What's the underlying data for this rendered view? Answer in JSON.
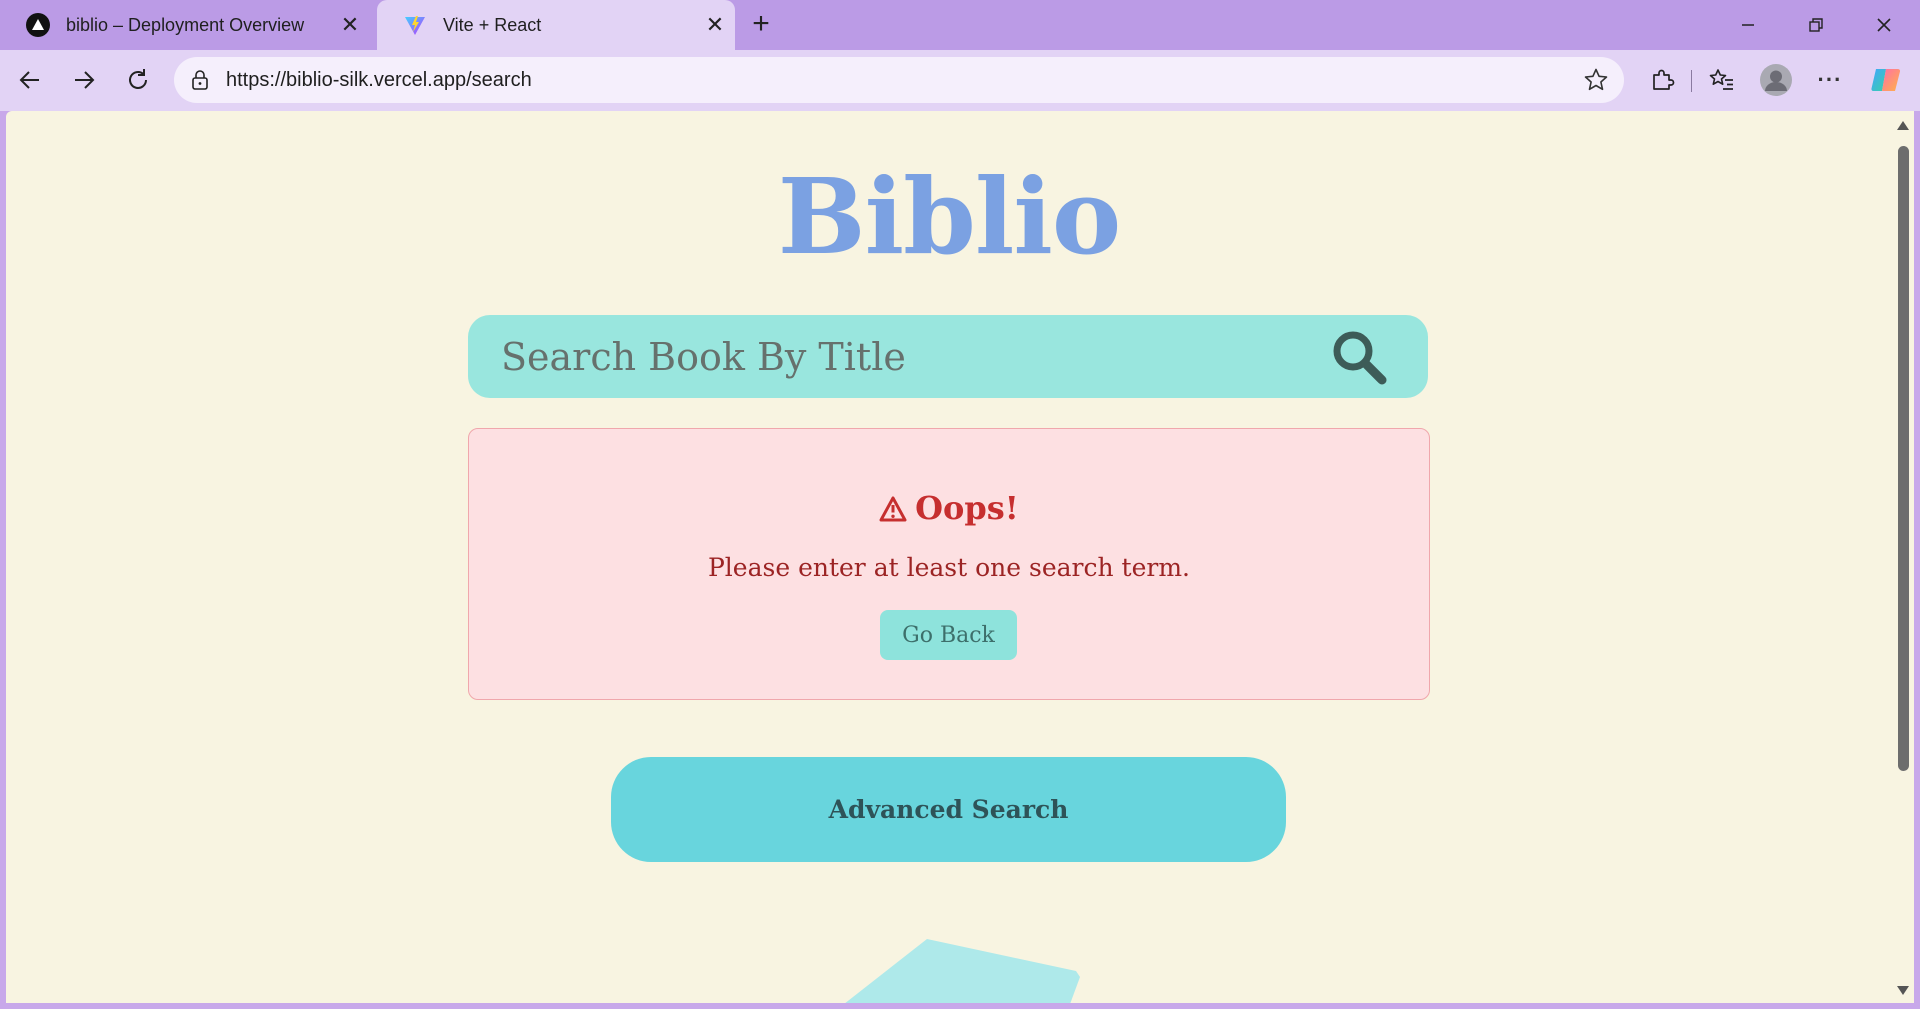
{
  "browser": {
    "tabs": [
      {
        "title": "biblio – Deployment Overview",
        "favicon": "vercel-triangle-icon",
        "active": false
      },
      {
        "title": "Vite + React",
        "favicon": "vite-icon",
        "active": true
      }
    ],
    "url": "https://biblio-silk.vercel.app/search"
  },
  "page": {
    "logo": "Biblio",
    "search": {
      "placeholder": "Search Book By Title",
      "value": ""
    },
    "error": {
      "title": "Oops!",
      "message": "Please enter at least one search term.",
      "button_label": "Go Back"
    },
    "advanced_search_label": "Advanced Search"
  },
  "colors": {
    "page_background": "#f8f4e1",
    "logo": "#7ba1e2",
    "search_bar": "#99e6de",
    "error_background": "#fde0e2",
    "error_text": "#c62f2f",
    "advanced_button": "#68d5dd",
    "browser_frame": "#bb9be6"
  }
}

──────────────────────────────

* **GIVEN INSTRUCTION**:
From the entries above, copy every line that holds the word "favicon".

* **OUTPUT FOR THIS TASK**:
        "favicon": "vercel-triangle-icon",
        "favicon": "vite-icon",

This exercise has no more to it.